## Aim of the task:
Tell me how many lines hold "xlabel", please, using only the number.

## Material shown:
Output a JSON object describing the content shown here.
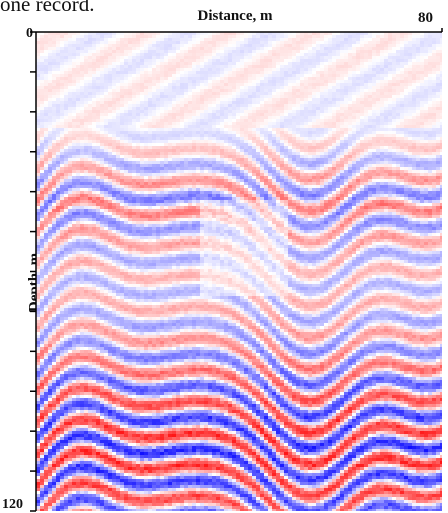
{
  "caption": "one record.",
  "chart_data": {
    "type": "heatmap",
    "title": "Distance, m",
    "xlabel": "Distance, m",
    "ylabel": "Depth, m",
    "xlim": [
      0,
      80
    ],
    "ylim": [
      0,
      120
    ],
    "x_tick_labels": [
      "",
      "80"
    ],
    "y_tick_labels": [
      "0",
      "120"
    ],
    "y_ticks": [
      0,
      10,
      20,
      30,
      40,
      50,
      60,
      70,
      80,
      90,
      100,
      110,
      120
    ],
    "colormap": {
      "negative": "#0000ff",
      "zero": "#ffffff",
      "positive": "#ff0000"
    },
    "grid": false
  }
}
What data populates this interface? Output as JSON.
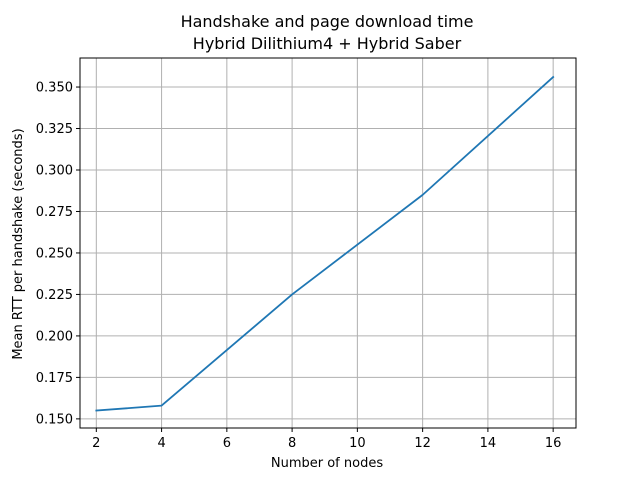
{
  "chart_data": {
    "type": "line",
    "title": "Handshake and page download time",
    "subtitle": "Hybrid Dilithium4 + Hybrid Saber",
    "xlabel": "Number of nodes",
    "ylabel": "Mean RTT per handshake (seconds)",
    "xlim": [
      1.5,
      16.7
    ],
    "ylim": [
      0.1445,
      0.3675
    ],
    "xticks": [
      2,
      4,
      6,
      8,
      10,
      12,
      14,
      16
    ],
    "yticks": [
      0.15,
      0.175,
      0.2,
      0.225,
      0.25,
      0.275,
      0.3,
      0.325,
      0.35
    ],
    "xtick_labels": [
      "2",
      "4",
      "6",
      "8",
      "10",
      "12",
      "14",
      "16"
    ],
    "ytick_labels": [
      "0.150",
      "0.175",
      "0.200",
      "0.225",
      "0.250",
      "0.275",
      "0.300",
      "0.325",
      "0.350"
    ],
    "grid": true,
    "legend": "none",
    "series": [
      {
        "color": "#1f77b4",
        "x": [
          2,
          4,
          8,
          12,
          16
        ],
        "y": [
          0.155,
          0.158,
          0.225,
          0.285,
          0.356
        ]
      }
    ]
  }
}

* * *

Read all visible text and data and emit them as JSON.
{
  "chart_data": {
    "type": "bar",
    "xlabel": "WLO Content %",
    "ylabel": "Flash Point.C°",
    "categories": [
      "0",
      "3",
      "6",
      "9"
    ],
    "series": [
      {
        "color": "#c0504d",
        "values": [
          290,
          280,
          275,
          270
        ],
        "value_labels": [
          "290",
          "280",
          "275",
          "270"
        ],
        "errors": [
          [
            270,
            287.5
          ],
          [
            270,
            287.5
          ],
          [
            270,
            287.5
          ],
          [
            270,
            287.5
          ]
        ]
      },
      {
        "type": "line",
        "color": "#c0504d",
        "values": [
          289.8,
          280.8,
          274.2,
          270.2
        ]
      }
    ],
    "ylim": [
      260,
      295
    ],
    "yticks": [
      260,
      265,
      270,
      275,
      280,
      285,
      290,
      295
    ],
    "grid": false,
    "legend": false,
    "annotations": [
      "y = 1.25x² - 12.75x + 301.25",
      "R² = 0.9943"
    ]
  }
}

## Solution for this problem:
3